Exercise brief:
Turn every line of the entries below into a JSON list of strings, one string per line, leaving out any blank lines.

# start of Available records

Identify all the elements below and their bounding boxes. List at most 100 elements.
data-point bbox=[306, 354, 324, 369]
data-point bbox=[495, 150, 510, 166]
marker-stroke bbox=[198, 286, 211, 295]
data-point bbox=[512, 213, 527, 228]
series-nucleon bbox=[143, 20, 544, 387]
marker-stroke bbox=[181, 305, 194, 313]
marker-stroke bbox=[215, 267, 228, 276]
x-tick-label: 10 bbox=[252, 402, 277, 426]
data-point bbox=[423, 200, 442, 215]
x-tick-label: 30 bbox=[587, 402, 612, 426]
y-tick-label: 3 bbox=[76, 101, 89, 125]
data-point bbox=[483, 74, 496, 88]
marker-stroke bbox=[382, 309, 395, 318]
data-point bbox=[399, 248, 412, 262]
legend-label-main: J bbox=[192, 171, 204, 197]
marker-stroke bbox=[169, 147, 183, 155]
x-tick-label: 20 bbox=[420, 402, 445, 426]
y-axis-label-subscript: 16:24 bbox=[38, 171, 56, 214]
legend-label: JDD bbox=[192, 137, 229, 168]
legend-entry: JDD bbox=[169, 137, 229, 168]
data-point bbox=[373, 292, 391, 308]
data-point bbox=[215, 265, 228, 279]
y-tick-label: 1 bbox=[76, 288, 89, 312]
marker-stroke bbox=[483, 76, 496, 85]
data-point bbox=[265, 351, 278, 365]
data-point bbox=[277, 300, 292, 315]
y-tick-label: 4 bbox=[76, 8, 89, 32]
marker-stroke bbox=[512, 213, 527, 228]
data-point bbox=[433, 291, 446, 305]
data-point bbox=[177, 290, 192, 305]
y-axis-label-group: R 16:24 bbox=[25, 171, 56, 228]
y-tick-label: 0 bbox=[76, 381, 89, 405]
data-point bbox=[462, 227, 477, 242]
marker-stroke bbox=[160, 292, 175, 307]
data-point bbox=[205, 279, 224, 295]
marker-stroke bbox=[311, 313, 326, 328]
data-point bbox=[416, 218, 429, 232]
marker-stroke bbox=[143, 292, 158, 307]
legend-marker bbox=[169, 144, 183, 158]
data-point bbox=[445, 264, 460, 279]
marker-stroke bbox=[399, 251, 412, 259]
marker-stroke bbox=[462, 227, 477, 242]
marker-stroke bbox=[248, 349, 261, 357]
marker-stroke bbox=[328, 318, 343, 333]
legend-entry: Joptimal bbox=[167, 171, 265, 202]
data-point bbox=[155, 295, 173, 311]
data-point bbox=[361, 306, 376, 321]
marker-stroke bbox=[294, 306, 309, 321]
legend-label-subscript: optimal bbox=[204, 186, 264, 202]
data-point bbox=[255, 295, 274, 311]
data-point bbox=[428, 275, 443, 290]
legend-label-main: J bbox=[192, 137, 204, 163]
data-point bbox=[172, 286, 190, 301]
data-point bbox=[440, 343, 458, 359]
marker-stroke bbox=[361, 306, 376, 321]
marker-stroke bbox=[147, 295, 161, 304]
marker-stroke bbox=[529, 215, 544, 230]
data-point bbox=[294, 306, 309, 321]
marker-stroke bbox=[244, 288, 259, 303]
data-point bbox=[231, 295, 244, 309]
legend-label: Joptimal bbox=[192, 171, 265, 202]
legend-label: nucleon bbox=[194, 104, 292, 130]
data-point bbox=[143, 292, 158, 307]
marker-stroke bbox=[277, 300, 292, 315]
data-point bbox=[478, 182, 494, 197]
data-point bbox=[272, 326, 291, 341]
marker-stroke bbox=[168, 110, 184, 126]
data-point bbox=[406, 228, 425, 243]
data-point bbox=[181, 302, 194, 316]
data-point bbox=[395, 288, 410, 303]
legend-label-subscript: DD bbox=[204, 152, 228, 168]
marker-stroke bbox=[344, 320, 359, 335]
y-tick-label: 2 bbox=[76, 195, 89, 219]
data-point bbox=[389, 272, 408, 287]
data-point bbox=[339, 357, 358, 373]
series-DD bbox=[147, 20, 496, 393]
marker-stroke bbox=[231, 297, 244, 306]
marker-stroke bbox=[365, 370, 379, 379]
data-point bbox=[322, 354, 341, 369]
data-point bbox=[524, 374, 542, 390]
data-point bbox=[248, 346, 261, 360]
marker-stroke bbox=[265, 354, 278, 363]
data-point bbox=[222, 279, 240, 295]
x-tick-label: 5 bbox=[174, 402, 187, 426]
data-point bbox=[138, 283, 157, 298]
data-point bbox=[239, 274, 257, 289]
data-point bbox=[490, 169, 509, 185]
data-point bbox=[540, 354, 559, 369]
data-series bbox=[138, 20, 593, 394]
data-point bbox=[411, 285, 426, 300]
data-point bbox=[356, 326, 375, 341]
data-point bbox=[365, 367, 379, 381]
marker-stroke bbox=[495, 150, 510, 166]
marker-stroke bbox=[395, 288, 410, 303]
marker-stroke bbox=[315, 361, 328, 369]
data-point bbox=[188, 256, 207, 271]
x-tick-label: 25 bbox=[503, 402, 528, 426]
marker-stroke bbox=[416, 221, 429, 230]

# end of Available records

Answer for this exercise:
[
  "Identify all the elements below and their bounding boxes. List at most 100 elements.",
  "data-point bbox=[306, 354, 324, 369]",
  "data-point bbox=[495, 150, 510, 166]",
  "marker-stroke bbox=[198, 286, 211, 295]",
  "data-point bbox=[512, 213, 527, 228]",
  "series-nucleon bbox=[143, 20, 544, 387]",
  "marker-stroke bbox=[181, 305, 194, 313]",
  "marker-stroke bbox=[215, 267, 228, 276]",
  "x-tick-label: 10 bbox=[252, 402, 277, 426]",
  "data-point bbox=[423, 200, 442, 215]",
  "x-tick-label: 30 bbox=[587, 402, 612, 426]",
  "y-tick-label: 3 bbox=[76, 101, 89, 125]",
  "data-point bbox=[483, 74, 496, 88]",
  "marker-stroke bbox=[382, 309, 395, 318]",
  "data-point bbox=[399, 248, 412, 262]",
  "legend-label-main: J bbox=[192, 171, 204, 197]",
  "marker-stroke bbox=[169, 147, 183, 155]",
  "x-tick-label: 20 bbox=[420, 402, 445, 426]",
  "y-axis-label-subscript: 16:24 bbox=[38, 171, 56, 214]",
  "legend-label: JDD bbox=[192, 137, 229, 168]",
  "legend-entry: JDD bbox=[169, 137, 229, 168]",
  "data-point bbox=[373, 292, 391, 308]",
  "data-point bbox=[215, 265, 228, 279]",
  "y-tick-label: 1 bbox=[76, 288, 89, 312]",
  "marker-stroke bbox=[483, 76, 496, 85]",
  "data-point bbox=[265, 351, 278, 365]",
  "data-point bbox=[277, 300, 292, 315]",
  "y-tick-label: 4 bbox=[76, 8, 89, 32]",
  "marker-stroke bbox=[512, 213, 527, 228]",
  "data-point bbox=[433, 291, 446, 305]",
  "data-point bbox=[177, 290, 192, 305]",
  "y-axis-label-group: R 16:24 bbox=[25, 171, 56, 228]",
  "y-tick-label: 0 bbox=[76, 381, 89, 405]",
  "data-point bbox=[462, 227, 477, 242]",
  "marker-stroke bbox=[160, 292, 175, 307]",
  "data-point bbox=[205, 279, 224, 295]",
  "marker-stroke bbox=[311, 313, 326, 328]",
  "data-point bbox=[416, 218, 429, 232]",
  "marker-stroke bbox=[143, 292, 158, 307]",
  "legend-marker bbox=[169, 144, 183, 158]",
  "data-point bbox=[445, 264, 460, 279]",
  "marker-stroke bbox=[399, 251, 412, 259]",
  "marker-stroke bbox=[462, 227, 477, 242]",
  "marker-stroke bbox=[248, 349, 261, 357]",
  "marker-stroke bbox=[328, 318, 343, 333]",
  "legend-entry: Joptimal bbox=[167, 171, 265, 202]",
  "data-point bbox=[155, 295, 173, 311]",
  "data-point bbox=[361, 306, 376, 321]",
  "marker-stroke bbox=[294, 306, 309, 321]",
  "legend-label-subscript: optimal bbox=[204, 186, 264, 202]",
  "data-point bbox=[255, 295, 274, 311]",
  "data-point bbox=[428, 275, 443, 290]",
  "legend-label-main: J bbox=[192, 137, 204, 163]",
  "data-point bbox=[172, 286, 190, 301]",
  "data-point bbox=[440, 343, 458, 359]",
  "marker-stroke bbox=[361, 306, 376, 321]",
  "marker-stroke bbox=[147, 295, 161, 304]",
  "marker-stroke bbox=[529, 215, 544, 230]",
  "data-point bbox=[294, 306, 309, 321]",
  "marker-stroke bbox=[244, 288, 259, 303]",
  "data-point bbox=[231, 295, 244, 309]",
  "legend-label: Joptimal bbox=[192, 171, 265, 202]",
  "legend-label: nucleon bbox=[194, 104, 292, 130]",
  "data-point bbox=[143, 292, 158, 307]",
  "marker-stroke bbox=[277, 300, 292, 315]",
  "data-point bbox=[478, 182, 494, 197]",
  "data-point bbox=[272, 326, 291, 341]",
  "marker-stroke bbox=[168, 110, 184, 126]",
  "data-point bbox=[406, 228, 425, 243]",
  "data-point bbox=[181, 302, 194, 316]",
  "data-point bbox=[395, 288, 410, 303]",
  "legend-label-subscript: DD bbox=[204, 152, 228, 168]",
  "marker-stroke bbox=[344, 320, 359, 335]",
  "y-tick-label: 2 bbox=[76, 195, 89, 219]",
  "data-point bbox=[389, 272, 408, 287]",
  "data-point bbox=[339, 357, 358, 373]",
  "series-DD bbox=[147, 20, 496, 393]",
  "marker-stroke bbox=[231, 297, 244, 306]",
  "marker-stroke bbox=[365, 370, 379, 379]",
  "data-point bbox=[322, 354, 341, 369]",
  "data-point bbox=[524, 374, 542, 390]",
  "data-point bbox=[248, 346, 261, 360]",
  "marker-stroke bbox=[265, 354, 278, 363]",
  "data-point bbox=[222, 279, 240, 295]",
  "x-tick-label: 5 bbox=[174, 402, 187, 426]",
  "data-point bbox=[138, 283, 157, 298]",
  "data-point bbox=[239, 274, 257, 289]",
  "data-point bbox=[490, 169, 509, 185]",
  "data-point bbox=[540, 354, 559, 369]",
  "data-series bbox=[138, 20, 593, 394]",
  "data-point bbox=[411, 285, 426, 300]",
  "data-point bbox=[356, 326, 375, 341]",
  "data-point bbox=[365, 367, 379, 381]",
  "marker-stroke bbox=[495, 150, 510, 166]",
  "marker-stroke bbox=[395, 288, 410, 303]",
  "marker-stroke bbox=[315, 361, 328, 369]",
  "data-point bbox=[188, 256, 207, 271]",
  "x-tick-label: 25 bbox=[503, 402, 528, 426]",
  "marker-stroke bbox=[416, 221, 429, 230]"
]